→ **What is expected**:
The listing below is the input. Say how many of its lines contain "Power", giving the number alone.

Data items
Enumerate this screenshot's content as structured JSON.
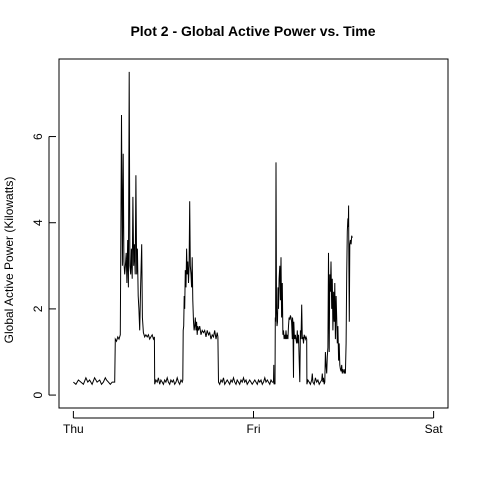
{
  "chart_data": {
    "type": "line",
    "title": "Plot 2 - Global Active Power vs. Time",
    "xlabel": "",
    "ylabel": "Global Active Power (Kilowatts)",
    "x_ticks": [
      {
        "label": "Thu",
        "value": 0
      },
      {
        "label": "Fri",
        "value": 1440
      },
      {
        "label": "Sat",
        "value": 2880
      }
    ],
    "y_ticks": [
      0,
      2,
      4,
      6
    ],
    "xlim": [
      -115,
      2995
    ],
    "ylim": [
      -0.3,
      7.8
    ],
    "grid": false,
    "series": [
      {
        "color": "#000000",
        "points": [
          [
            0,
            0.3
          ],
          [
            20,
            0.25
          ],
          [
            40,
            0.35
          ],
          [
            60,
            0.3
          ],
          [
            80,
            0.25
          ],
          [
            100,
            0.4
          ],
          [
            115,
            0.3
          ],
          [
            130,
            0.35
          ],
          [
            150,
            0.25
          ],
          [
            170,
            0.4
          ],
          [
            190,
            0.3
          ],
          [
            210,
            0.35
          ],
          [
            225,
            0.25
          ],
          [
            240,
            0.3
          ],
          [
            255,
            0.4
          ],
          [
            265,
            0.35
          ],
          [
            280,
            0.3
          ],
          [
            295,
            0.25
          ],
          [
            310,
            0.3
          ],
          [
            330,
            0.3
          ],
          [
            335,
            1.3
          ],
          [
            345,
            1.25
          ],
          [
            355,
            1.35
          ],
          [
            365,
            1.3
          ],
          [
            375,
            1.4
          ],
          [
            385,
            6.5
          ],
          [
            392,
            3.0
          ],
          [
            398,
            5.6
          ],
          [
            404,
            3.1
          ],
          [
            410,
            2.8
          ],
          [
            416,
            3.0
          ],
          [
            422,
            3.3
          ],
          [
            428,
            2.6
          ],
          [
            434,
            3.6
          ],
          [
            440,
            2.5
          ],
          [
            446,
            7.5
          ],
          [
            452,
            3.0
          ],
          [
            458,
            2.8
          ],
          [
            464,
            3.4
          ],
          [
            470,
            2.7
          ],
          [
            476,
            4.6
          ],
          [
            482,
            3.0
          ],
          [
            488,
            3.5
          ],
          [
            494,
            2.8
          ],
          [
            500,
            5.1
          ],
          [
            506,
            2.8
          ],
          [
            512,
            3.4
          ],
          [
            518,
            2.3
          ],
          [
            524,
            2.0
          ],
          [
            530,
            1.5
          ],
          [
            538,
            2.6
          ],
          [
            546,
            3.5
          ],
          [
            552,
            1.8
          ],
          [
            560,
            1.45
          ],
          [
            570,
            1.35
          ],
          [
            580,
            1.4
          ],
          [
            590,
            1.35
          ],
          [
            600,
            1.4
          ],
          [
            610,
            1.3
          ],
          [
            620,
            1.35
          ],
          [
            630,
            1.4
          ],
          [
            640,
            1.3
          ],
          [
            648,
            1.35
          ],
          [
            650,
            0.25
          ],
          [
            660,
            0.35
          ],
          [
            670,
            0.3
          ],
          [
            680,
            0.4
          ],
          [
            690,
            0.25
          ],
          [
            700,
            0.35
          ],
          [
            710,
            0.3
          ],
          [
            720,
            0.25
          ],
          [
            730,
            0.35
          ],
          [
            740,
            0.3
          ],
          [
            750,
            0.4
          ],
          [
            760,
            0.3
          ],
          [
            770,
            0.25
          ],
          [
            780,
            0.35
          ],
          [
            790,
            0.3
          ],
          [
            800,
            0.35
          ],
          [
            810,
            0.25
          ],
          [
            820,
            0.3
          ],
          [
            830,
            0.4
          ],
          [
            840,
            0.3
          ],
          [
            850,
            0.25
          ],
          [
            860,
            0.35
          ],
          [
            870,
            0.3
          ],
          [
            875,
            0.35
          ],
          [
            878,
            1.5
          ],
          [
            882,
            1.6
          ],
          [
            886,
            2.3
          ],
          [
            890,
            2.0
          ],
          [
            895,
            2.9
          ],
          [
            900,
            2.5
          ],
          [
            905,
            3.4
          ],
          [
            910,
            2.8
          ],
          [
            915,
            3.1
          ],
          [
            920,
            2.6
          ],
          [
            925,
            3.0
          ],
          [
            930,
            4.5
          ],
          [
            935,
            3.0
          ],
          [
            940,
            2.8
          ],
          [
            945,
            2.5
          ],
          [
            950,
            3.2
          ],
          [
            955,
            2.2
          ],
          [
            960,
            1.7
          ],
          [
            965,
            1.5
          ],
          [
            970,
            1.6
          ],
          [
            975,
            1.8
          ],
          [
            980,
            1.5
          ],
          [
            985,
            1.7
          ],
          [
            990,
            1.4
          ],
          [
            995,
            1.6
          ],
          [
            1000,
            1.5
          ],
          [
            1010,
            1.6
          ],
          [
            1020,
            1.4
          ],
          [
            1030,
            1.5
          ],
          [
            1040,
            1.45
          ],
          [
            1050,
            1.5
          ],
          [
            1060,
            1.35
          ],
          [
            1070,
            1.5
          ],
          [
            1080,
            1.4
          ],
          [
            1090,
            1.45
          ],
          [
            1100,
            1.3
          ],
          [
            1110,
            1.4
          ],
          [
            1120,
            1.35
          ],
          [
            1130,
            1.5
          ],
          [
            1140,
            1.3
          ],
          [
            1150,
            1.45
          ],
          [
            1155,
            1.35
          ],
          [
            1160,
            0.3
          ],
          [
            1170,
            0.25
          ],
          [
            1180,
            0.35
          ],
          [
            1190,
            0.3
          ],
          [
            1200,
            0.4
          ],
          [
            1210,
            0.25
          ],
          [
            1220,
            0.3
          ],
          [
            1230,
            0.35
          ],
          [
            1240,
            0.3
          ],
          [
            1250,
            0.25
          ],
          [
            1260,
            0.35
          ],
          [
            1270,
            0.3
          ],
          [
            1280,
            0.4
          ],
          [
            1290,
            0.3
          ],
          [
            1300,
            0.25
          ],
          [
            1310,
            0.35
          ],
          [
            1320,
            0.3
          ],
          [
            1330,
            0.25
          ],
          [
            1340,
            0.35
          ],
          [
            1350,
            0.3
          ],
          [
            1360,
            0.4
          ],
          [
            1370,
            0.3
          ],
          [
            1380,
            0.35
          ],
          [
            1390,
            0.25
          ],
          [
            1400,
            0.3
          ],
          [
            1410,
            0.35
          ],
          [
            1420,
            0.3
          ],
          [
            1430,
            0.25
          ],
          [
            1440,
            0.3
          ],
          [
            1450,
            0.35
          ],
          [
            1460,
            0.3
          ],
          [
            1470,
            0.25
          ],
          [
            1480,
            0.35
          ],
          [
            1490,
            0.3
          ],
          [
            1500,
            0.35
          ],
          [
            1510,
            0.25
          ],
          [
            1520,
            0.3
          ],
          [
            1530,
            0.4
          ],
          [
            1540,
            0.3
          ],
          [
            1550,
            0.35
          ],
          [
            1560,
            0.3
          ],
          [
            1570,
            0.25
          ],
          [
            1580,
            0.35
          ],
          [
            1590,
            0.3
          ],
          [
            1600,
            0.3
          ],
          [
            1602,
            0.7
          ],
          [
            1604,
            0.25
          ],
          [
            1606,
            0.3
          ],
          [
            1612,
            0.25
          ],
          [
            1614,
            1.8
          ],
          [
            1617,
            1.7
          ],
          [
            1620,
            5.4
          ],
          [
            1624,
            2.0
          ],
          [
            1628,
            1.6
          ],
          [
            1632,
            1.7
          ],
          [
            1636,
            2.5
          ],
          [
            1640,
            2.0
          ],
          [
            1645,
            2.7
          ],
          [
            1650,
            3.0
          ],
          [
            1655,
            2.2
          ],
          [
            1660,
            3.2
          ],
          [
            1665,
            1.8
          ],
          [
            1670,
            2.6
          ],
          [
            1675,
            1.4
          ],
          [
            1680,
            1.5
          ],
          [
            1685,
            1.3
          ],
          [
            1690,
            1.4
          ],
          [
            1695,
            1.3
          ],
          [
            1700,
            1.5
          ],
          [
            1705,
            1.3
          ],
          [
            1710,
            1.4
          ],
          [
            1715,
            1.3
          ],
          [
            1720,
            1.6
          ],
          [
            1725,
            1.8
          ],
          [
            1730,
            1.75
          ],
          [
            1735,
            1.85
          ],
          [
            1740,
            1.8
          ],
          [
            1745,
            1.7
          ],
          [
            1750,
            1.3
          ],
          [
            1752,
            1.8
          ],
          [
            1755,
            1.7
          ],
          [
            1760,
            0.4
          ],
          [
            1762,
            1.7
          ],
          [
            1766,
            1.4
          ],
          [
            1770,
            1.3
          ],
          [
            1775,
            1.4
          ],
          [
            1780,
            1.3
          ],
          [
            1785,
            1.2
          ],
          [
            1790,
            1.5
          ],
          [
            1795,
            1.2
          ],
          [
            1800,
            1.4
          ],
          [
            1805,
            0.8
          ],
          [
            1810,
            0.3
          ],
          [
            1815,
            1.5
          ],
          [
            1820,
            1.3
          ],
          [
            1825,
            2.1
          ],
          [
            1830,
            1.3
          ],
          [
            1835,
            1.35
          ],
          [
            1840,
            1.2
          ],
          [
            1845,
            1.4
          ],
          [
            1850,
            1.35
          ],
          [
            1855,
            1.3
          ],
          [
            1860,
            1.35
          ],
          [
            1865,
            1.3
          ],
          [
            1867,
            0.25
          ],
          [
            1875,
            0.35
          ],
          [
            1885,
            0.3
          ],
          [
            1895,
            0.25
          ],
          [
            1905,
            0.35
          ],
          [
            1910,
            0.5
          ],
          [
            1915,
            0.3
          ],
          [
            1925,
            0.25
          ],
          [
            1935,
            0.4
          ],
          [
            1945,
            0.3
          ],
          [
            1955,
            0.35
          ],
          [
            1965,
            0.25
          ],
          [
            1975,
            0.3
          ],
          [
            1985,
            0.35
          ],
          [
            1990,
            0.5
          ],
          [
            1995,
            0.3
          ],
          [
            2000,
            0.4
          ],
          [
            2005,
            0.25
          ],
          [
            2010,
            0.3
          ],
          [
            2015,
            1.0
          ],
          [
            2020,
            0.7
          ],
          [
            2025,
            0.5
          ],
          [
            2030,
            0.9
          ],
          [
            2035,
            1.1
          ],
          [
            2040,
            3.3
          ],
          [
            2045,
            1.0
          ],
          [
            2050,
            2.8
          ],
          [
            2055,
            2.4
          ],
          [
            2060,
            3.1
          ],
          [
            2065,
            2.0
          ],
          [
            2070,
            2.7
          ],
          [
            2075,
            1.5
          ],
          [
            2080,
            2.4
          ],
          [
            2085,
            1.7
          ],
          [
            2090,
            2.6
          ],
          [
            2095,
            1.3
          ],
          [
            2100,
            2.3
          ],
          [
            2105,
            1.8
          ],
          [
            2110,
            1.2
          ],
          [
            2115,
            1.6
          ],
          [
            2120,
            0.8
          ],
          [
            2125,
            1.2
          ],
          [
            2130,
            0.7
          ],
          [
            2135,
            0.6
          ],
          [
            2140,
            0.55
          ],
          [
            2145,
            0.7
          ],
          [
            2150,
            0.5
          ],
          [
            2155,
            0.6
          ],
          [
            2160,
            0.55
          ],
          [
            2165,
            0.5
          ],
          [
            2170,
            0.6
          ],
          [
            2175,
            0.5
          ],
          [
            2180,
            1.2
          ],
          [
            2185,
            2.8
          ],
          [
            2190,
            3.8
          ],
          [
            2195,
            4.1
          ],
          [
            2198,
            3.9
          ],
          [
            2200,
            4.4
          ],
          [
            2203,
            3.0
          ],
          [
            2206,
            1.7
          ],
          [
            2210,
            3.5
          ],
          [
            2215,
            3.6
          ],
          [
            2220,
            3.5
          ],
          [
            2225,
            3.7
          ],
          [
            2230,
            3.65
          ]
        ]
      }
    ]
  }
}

→ **Written response**:
2